## What you are asked to do:
Which lines in the records below contain the word "Profit"? Copy each of them.
╭─ Dataset content
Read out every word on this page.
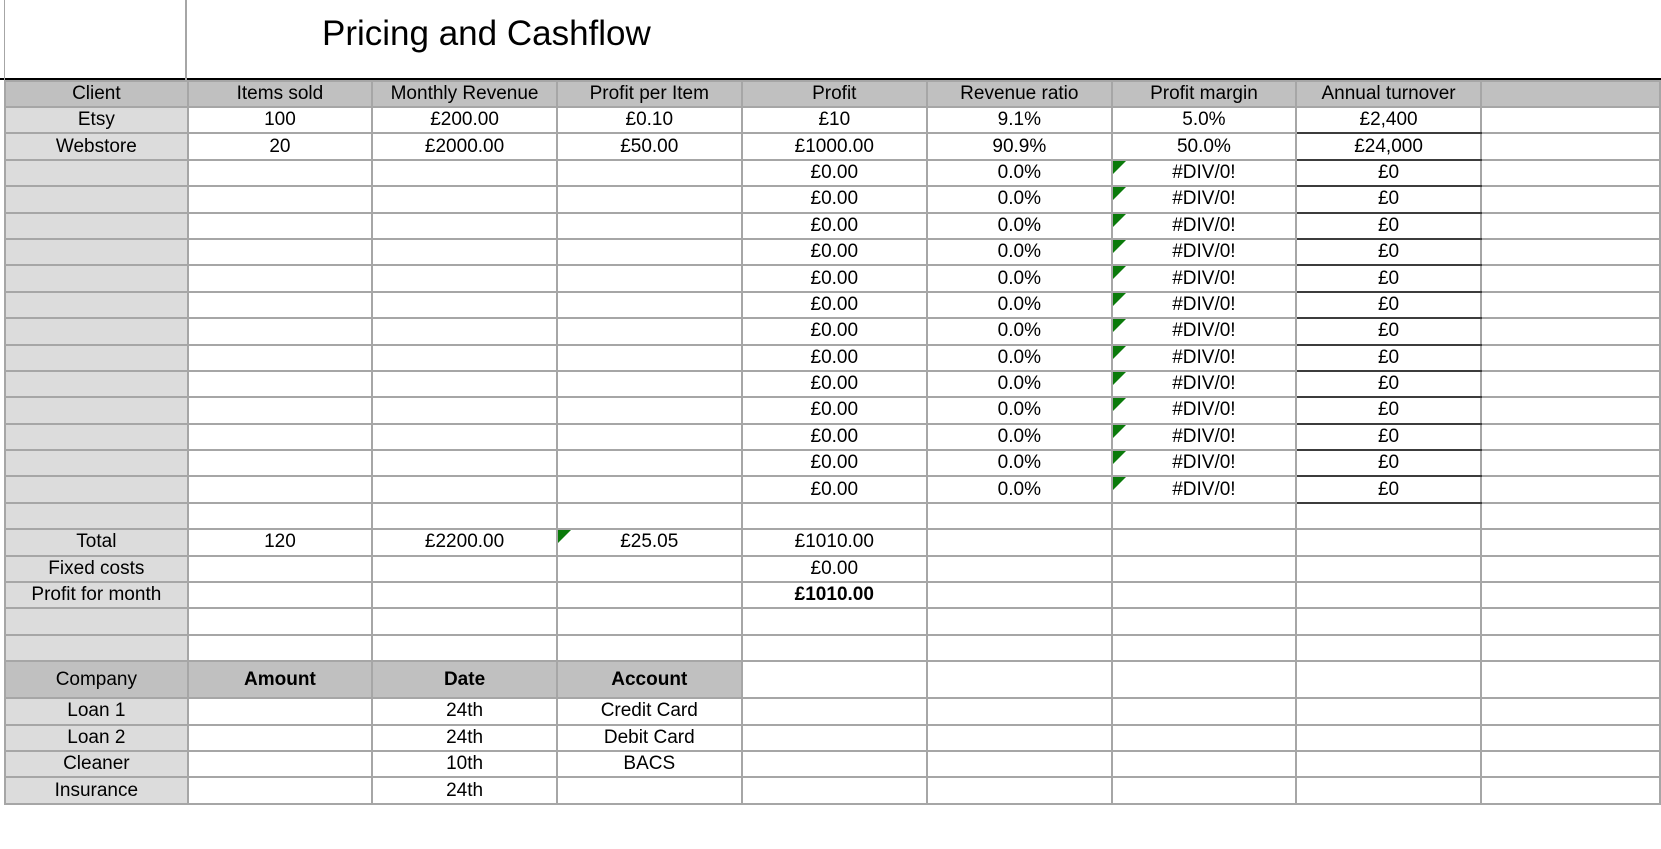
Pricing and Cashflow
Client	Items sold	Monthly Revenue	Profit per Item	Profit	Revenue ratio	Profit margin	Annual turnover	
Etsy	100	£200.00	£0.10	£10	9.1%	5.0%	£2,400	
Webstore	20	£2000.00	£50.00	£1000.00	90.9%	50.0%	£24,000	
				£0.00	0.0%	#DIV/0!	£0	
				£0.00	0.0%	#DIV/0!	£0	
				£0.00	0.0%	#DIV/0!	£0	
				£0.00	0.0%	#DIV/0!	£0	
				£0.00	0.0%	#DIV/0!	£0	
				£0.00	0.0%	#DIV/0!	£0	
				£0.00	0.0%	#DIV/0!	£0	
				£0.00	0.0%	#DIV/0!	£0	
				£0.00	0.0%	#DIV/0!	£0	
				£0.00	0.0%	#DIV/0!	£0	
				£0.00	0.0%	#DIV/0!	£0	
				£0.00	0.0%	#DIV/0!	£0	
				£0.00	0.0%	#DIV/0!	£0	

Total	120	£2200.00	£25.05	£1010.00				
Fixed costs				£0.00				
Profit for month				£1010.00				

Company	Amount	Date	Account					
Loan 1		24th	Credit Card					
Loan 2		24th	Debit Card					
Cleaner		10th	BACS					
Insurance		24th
╰─
╭─ Dataset content
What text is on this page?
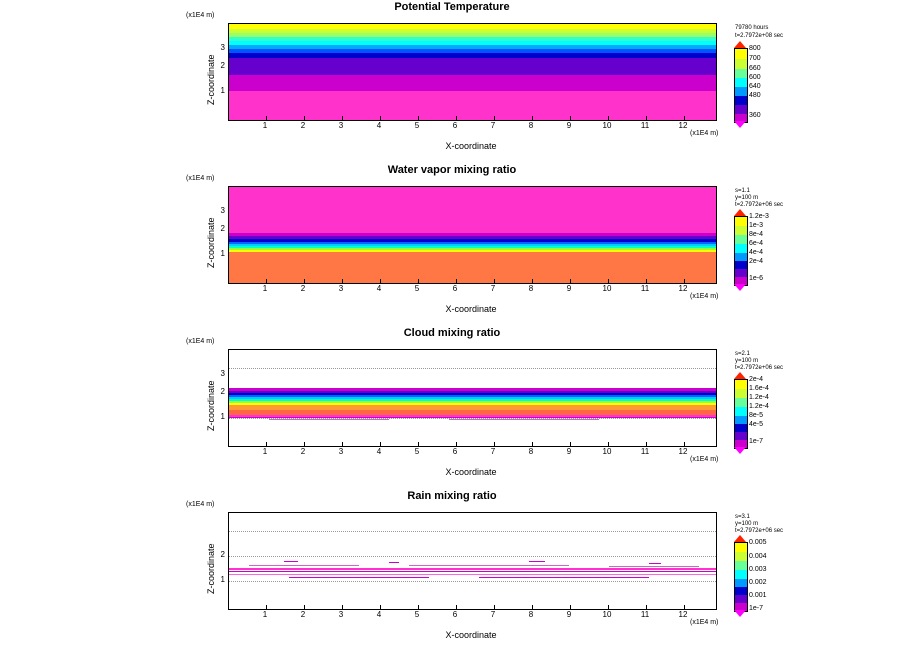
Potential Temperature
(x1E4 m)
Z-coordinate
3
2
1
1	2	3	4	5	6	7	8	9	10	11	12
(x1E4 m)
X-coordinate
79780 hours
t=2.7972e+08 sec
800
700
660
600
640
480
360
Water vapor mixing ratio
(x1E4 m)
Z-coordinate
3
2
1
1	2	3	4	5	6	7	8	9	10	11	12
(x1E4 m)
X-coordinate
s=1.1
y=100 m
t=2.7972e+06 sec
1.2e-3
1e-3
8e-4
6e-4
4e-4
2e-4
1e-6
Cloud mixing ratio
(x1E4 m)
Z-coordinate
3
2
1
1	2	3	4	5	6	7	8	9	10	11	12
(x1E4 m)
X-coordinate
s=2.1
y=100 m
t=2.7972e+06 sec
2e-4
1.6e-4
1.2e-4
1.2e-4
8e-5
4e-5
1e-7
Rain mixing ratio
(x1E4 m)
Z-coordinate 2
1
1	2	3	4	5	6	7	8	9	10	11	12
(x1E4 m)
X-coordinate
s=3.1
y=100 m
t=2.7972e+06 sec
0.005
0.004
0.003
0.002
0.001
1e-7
╰─
╭─ Dataset content
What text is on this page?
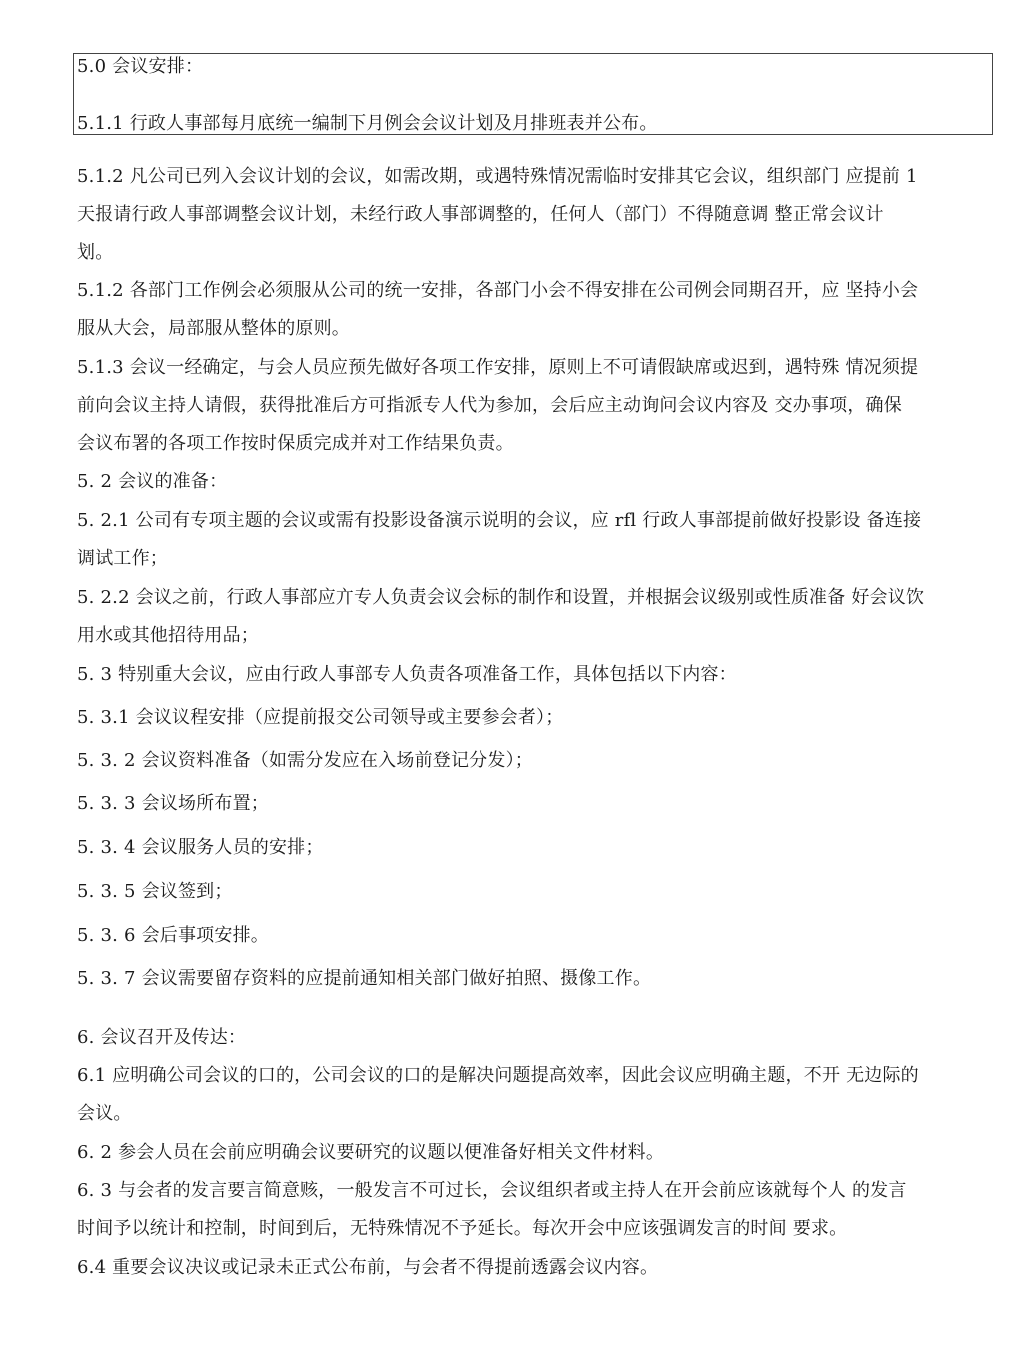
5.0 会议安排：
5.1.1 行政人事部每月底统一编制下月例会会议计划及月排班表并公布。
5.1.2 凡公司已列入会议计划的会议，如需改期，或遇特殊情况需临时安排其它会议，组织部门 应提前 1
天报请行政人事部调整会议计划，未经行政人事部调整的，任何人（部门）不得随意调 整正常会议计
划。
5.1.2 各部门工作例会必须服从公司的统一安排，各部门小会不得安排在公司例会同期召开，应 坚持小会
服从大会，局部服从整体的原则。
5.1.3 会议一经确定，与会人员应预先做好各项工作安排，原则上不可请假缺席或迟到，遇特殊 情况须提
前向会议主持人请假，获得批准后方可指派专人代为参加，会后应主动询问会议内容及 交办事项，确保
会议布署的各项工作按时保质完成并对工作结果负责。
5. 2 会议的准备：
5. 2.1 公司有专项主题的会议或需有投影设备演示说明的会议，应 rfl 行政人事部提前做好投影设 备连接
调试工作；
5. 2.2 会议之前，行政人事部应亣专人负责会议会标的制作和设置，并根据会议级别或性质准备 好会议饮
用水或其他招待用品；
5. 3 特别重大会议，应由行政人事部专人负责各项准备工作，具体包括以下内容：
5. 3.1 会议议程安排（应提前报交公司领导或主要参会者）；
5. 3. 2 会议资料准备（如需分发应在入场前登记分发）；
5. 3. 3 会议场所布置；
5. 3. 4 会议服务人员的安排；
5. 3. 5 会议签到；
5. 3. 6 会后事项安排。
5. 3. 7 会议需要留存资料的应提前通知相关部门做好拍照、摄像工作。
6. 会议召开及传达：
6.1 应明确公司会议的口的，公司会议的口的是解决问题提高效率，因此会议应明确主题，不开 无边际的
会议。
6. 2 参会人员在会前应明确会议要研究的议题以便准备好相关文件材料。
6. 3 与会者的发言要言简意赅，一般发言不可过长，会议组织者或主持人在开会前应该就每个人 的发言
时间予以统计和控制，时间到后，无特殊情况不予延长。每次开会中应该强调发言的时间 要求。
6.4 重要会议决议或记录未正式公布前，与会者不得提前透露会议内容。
╰─
## Full solution:
Client	Items sold	Monthly Revenue	Profit per Item	Profit	Revenue ratio	Profit margin	Annual turnover	
Profit for month				£1010.00				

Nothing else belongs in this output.